> [Task instructions]: Find how many lines in the data below mention "乃年少子". Give the number only.

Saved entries
● ● ● ●

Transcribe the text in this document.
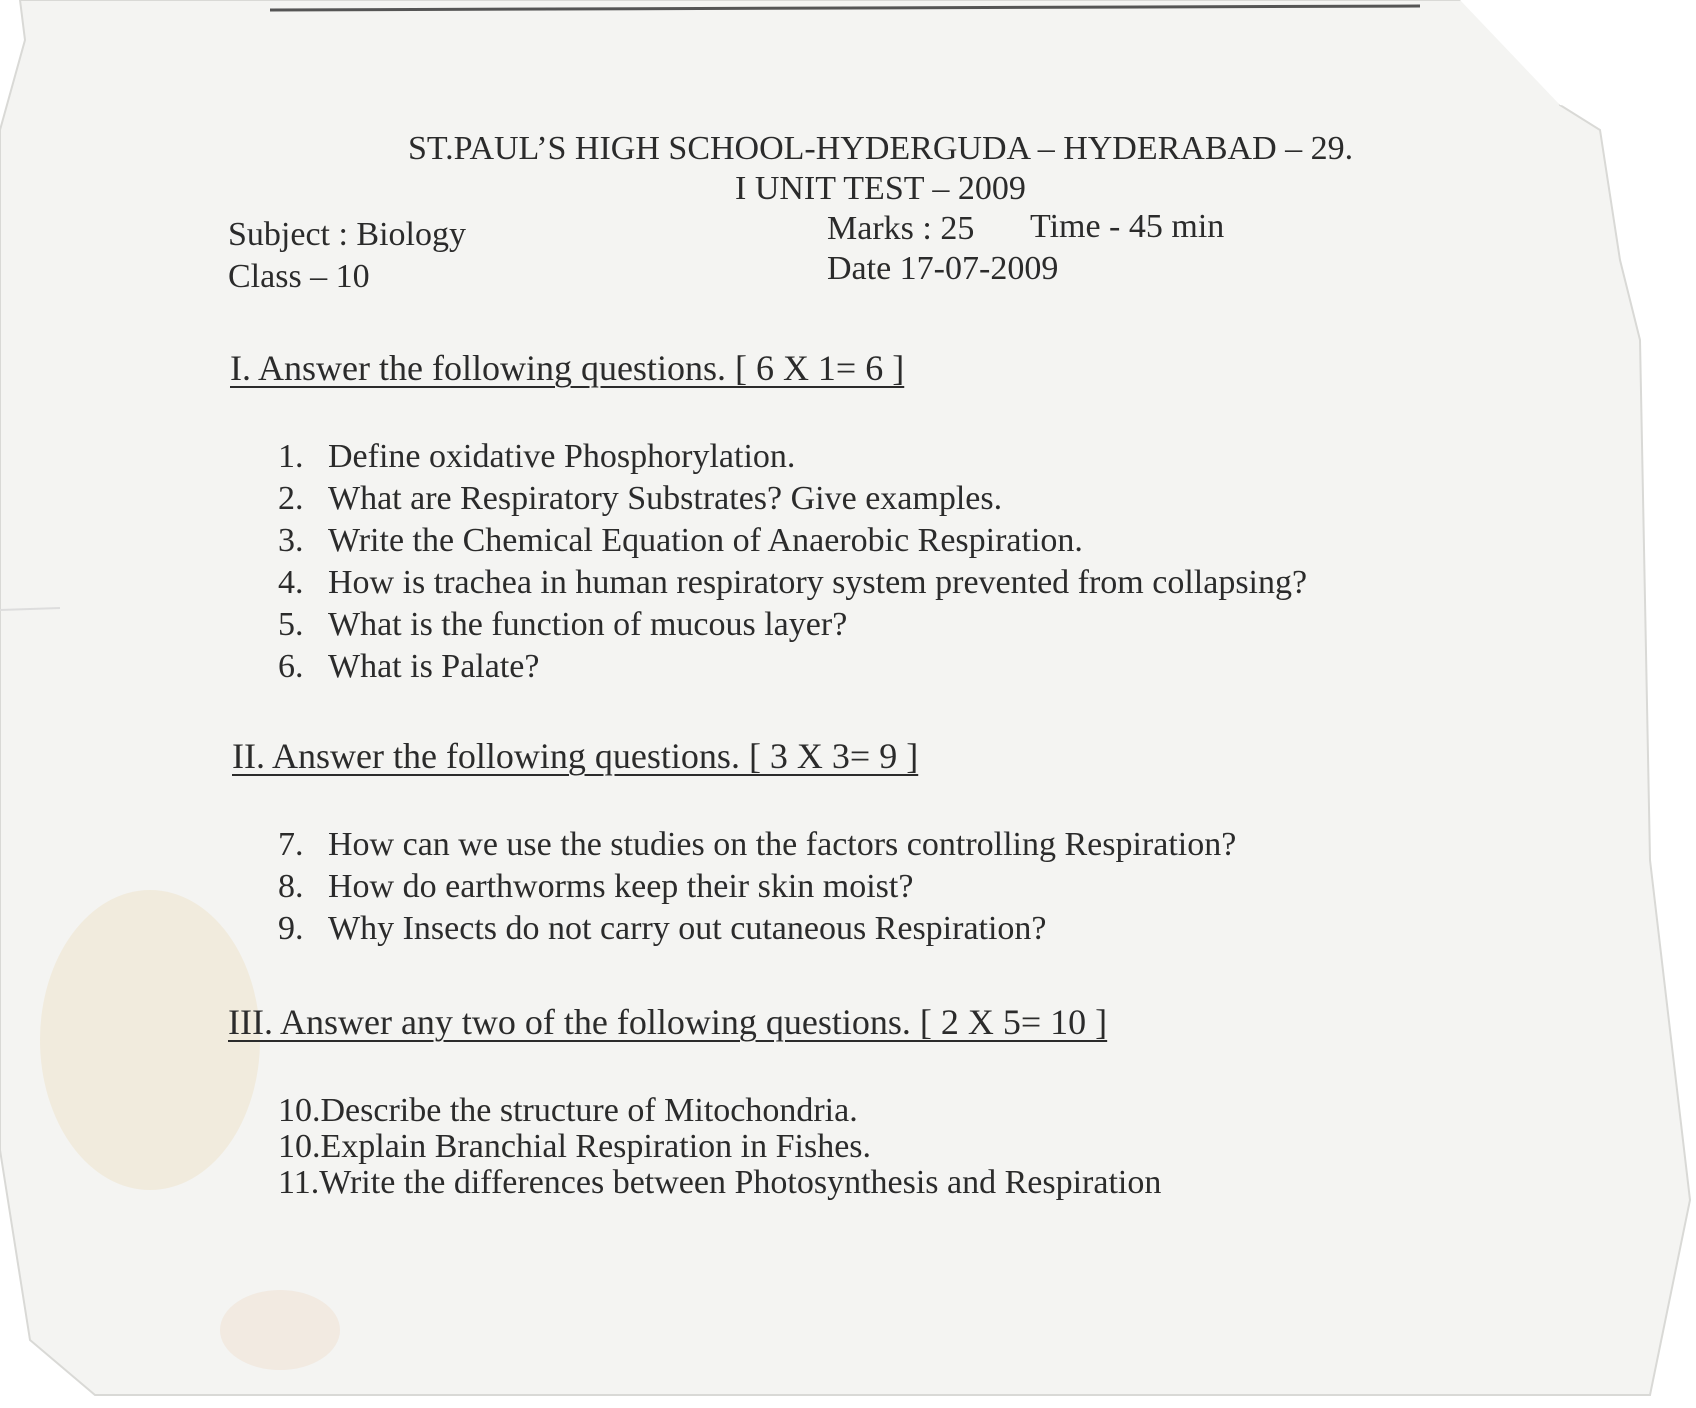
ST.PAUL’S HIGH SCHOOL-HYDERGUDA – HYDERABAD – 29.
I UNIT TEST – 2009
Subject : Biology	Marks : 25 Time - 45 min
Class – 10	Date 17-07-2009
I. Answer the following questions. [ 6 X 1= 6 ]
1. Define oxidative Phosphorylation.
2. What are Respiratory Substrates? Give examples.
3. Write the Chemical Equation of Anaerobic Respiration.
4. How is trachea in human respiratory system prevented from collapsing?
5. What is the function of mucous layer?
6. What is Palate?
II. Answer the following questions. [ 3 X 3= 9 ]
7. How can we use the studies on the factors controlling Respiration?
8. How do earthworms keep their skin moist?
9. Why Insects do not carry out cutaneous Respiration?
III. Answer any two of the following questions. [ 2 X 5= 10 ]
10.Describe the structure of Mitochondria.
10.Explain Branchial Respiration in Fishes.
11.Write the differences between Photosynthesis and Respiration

● ● ● ●

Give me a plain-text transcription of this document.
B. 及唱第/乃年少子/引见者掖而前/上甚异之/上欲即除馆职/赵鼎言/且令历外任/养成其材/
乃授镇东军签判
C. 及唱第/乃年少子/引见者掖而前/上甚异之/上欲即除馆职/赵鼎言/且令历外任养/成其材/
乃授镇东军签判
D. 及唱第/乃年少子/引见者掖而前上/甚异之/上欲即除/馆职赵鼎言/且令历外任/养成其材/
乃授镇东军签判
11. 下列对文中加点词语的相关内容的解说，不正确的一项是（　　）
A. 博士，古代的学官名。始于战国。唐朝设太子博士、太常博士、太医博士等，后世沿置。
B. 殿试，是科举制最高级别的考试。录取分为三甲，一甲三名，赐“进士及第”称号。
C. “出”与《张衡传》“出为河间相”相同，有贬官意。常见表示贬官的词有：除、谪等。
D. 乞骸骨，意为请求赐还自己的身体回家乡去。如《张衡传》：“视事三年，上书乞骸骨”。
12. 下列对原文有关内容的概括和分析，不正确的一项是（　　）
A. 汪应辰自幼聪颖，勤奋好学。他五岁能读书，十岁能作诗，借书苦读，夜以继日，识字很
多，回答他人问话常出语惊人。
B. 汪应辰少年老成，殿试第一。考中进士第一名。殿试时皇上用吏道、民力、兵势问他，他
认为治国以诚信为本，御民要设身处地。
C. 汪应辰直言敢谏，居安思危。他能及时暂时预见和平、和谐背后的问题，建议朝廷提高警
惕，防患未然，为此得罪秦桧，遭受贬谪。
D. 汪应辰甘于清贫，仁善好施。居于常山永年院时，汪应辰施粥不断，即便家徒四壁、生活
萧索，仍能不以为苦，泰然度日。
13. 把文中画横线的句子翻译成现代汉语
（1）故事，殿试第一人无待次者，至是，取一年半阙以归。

● ● ● ●

> [Solution]: 3